── RECORDED DATA ──

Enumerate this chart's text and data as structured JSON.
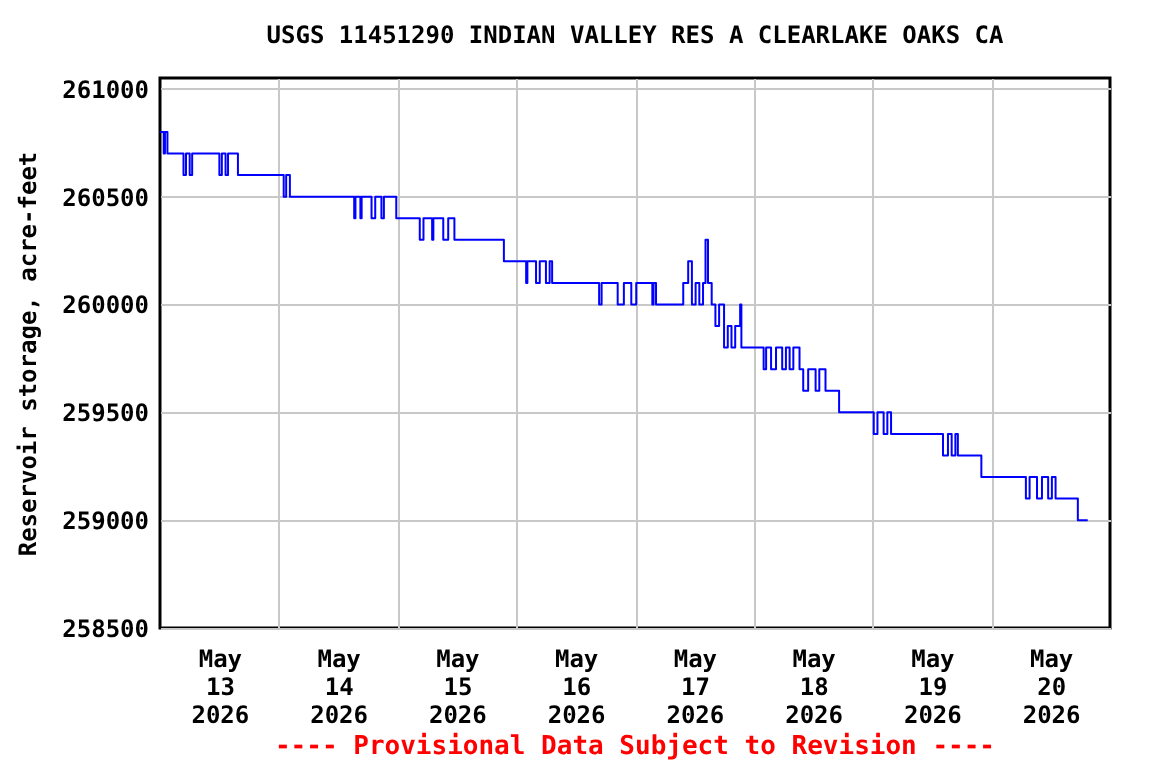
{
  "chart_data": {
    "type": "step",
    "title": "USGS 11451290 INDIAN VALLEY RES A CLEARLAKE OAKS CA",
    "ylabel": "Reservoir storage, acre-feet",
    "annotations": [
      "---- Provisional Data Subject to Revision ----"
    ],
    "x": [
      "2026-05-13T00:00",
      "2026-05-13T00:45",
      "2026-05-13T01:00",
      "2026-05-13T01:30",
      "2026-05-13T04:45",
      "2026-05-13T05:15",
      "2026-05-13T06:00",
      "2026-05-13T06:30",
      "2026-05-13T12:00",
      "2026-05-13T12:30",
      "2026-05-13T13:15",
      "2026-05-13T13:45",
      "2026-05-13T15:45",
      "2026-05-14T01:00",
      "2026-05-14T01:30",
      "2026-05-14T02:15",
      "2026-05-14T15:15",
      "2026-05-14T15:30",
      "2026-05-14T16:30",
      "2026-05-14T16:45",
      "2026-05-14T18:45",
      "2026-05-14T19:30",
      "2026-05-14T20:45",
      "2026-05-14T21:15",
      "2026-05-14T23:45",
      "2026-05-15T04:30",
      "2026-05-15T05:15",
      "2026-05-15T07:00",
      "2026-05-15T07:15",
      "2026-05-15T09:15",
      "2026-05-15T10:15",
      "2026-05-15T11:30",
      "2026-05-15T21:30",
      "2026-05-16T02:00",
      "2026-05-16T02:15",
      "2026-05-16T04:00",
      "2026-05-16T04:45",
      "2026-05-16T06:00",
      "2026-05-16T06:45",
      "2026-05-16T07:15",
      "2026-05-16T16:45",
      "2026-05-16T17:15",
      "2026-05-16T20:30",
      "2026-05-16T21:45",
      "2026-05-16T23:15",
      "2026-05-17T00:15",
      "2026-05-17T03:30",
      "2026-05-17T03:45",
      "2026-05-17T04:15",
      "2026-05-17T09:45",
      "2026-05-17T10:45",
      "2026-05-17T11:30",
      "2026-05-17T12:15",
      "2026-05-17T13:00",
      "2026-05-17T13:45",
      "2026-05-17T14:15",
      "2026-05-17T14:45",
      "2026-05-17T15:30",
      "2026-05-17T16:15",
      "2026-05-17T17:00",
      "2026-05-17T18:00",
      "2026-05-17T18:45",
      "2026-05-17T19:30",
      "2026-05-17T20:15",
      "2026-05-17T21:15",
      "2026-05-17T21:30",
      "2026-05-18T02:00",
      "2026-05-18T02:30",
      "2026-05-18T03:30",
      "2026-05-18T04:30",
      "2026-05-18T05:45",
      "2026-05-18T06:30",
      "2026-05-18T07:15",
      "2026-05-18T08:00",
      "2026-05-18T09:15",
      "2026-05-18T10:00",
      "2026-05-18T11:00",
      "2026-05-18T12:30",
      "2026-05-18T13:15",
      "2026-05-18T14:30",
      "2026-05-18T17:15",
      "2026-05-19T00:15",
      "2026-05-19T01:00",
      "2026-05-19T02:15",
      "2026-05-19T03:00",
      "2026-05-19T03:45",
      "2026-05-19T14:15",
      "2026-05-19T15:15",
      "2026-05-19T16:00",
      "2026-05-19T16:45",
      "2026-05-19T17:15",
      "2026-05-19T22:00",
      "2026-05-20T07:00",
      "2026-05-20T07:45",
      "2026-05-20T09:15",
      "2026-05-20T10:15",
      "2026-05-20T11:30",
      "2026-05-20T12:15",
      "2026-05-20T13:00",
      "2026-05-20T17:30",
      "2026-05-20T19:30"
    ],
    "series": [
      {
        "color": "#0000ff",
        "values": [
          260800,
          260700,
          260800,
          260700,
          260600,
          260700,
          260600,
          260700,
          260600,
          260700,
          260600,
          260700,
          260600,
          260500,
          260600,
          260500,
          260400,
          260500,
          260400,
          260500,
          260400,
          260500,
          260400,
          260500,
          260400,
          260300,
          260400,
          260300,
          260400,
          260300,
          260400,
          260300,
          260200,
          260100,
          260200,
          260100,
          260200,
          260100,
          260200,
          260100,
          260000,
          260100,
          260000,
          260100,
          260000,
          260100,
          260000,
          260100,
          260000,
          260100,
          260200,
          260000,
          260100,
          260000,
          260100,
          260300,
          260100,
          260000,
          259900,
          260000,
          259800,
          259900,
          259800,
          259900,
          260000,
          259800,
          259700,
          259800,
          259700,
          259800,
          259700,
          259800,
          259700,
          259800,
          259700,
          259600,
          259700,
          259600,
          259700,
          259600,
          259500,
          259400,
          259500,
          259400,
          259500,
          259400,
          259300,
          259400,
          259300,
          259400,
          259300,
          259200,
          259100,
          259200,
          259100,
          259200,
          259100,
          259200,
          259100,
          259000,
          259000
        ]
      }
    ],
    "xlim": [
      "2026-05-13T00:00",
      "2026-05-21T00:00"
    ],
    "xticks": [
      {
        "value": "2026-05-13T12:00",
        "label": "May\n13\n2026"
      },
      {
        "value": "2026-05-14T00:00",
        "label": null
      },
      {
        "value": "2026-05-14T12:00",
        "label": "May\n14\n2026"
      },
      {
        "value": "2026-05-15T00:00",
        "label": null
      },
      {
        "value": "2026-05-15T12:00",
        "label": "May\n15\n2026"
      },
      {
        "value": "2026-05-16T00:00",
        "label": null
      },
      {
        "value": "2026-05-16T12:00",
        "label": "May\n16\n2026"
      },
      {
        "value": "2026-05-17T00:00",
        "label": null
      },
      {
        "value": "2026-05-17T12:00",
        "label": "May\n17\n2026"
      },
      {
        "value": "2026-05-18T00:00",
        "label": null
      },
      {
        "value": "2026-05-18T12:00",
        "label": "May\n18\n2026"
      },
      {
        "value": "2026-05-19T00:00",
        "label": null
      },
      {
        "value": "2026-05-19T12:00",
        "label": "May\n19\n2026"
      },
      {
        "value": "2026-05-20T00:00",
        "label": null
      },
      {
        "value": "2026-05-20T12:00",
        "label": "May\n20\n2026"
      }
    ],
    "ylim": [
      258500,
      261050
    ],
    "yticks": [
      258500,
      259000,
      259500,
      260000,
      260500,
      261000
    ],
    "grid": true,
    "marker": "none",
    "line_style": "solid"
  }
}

───
── RECORDED DATA ──

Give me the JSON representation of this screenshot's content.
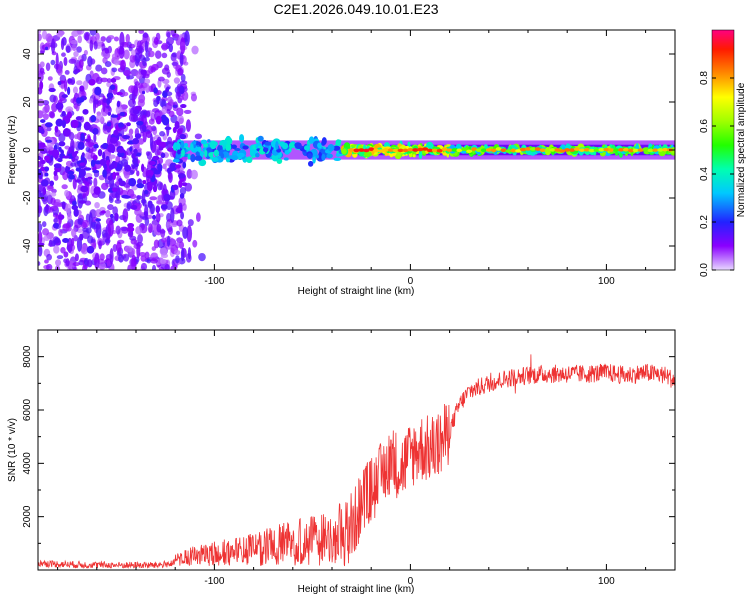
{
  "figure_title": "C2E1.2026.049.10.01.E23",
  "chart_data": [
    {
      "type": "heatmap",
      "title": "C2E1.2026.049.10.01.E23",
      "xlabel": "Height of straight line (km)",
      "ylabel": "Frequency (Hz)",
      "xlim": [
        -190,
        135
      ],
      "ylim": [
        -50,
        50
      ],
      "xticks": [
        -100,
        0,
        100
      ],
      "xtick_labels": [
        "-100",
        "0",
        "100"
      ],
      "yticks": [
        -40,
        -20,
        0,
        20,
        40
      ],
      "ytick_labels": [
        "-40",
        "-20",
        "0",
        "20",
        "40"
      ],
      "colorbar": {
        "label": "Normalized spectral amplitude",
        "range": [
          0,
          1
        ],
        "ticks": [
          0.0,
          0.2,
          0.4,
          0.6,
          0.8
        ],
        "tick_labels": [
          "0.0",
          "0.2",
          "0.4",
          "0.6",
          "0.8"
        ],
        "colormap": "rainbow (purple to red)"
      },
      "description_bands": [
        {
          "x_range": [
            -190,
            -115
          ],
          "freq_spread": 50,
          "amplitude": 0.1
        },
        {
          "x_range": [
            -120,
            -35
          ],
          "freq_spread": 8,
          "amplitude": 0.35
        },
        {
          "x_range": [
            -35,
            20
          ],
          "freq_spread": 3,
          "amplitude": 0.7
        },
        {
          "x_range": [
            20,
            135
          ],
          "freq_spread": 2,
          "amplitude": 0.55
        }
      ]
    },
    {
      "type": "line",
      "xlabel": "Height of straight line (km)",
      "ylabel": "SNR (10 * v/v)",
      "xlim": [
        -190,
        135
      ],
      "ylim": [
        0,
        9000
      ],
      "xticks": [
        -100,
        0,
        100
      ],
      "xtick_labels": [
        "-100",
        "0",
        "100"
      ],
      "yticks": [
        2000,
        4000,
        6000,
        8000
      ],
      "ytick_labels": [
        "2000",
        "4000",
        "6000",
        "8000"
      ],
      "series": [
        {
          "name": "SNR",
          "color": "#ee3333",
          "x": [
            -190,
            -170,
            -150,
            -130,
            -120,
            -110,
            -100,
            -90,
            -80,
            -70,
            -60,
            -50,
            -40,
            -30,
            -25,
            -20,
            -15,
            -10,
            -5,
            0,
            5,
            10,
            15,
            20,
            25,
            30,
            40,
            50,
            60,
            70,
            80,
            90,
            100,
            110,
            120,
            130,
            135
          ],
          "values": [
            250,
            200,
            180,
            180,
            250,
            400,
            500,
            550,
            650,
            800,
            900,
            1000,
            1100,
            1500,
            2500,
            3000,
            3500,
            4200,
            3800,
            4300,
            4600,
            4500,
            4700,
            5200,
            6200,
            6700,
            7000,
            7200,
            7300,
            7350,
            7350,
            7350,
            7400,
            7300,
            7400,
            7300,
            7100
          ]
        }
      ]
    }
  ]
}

───

→ EXERCISE BRIEF: Show, from the listing above, each line that contains the word "JSON".

→ FULL OUTPUT:
Enumerate this chart's text and data as structured JSON.
Give me the JSON representation of this screenshot's content.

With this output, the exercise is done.